DATA SHOWN ->
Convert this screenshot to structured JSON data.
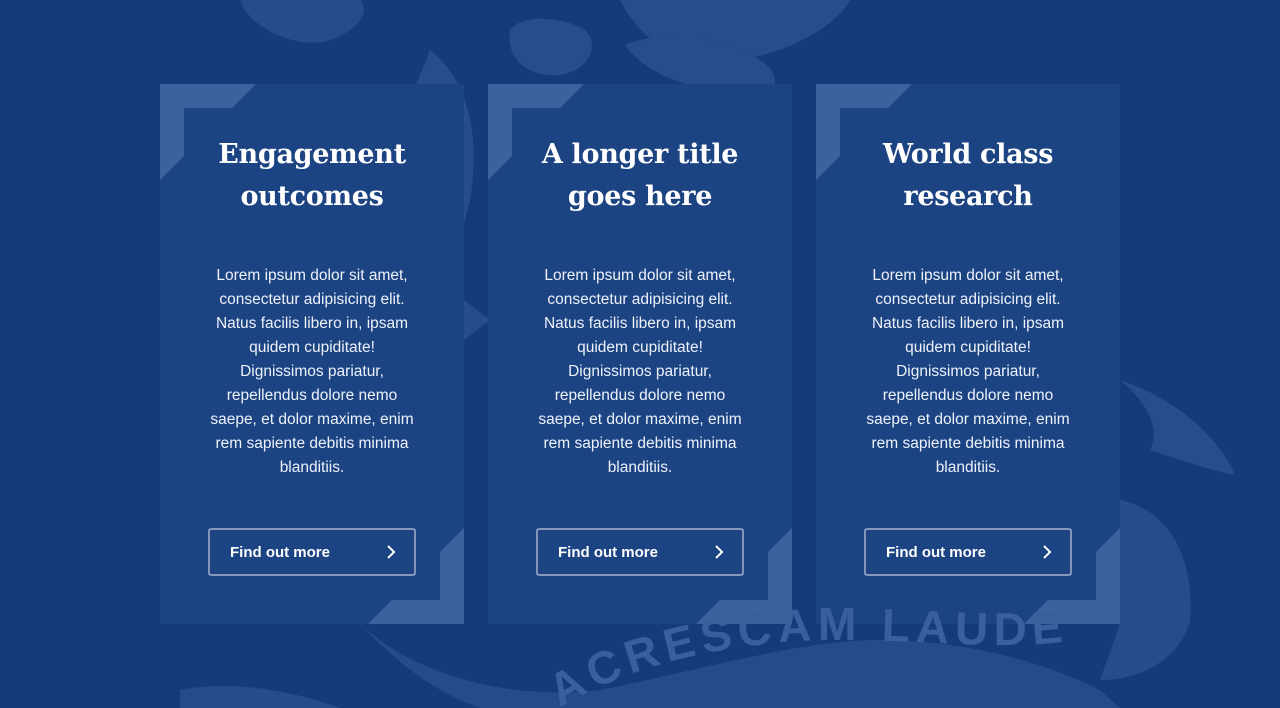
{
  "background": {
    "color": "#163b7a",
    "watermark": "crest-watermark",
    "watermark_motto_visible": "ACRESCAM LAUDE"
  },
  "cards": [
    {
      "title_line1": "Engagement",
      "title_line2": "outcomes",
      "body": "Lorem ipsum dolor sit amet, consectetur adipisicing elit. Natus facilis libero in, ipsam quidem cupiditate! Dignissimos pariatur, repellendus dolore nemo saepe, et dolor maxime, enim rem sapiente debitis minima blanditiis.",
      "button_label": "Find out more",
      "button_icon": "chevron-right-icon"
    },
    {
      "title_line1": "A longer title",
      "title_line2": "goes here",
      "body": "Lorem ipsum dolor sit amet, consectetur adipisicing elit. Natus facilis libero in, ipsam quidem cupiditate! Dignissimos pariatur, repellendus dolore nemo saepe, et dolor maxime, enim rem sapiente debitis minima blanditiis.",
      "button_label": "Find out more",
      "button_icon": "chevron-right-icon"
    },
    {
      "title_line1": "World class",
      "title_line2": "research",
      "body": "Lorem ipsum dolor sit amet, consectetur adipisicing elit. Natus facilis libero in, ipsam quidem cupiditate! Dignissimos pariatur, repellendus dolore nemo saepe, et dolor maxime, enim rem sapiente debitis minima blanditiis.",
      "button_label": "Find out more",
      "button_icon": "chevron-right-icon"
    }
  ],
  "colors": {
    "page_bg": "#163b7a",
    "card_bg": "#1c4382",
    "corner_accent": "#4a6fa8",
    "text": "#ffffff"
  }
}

YOUR GOAL -> Transcribe all the lines above exactly, apart from the pictures.

ANSWER TO THIS EXERCISE ->
Convert this screenshot to structured JSON data.
{
  "background": {
    "color": "#163b7a",
    "watermark": "crest-watermark",
    "watermark_motto_visible": "ACRESCAM LAUDE"
  },
  "cards": [
    {
      "title_line1": "Engagement",
      "title_line2": "outcomes",
      "body": "Lorem ipsum dolor sit amet, consectetur adipisicing elit. Natus facilis libero in, ipsam quidem cupiditate! Dignissimos pariatur, repellendus dolore nemo saepe, et dolor maxime, enim rem sapiente debitis minima blanditiis.",
      "button_label": "Find out more",
      "button_icon": "chevron-right-icon"
    },
    {
      "title_line1": "A longer title",
      "title_line2": "goes here",
      "body": "Lorem ipsum dolor sit amet, consectetur adipisicing elit. Natus facilis libero in, ipsam quidem cupiditate! Dignissimos pariatur, repellendus dolore nemo saepe, et dolor maxime, enim rem sapiente debitis minima blanditiis.",
      "button_label": "Find out more",
      "button_icon": "chevron-right-icon"
    },
    {
      "title_line1": "World class",
      "title_line2": "research",
      "body": "Lorem ipsum dolor sit amet, consectetur adipisicing elit. Natus facilis libero in, ipsam quidem cupiditate! Dignissimos pariatur, repellendus dolore nemo saepe, et dolor maxime, enim rem sapiente debitis minima blanditiis.",
      "button_label": "Find out more",
      "button_icon": "chevron-right-icon"
    }
  ],
  "colors": {
    "page_bg": "#163b7a",
    "card_bg": "#1c4382",
    "corner_accent": "#4a6fa8",
    "text": "#ffffff"
  }
}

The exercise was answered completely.